▸ **Short exercise**
Tally the lines that contain the string "świateł" and state that total without comment.

▸ **Record excerpts**

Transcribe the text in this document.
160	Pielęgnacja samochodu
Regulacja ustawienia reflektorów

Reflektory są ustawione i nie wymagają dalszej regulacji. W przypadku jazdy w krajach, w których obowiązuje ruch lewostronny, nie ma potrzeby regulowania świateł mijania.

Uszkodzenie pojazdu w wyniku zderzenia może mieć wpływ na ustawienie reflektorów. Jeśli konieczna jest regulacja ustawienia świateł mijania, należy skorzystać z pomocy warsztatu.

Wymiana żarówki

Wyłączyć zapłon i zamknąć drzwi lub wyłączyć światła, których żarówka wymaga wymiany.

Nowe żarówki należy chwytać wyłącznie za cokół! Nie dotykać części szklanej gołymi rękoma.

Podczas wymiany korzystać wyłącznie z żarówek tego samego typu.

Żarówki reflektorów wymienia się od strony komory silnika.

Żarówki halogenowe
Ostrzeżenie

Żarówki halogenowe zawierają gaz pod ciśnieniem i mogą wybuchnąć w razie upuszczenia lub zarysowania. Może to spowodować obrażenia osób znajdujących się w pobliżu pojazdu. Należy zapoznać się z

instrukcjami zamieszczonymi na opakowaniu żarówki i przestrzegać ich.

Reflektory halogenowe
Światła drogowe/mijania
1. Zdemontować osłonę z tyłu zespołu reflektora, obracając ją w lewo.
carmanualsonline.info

▸ **Correct result**
2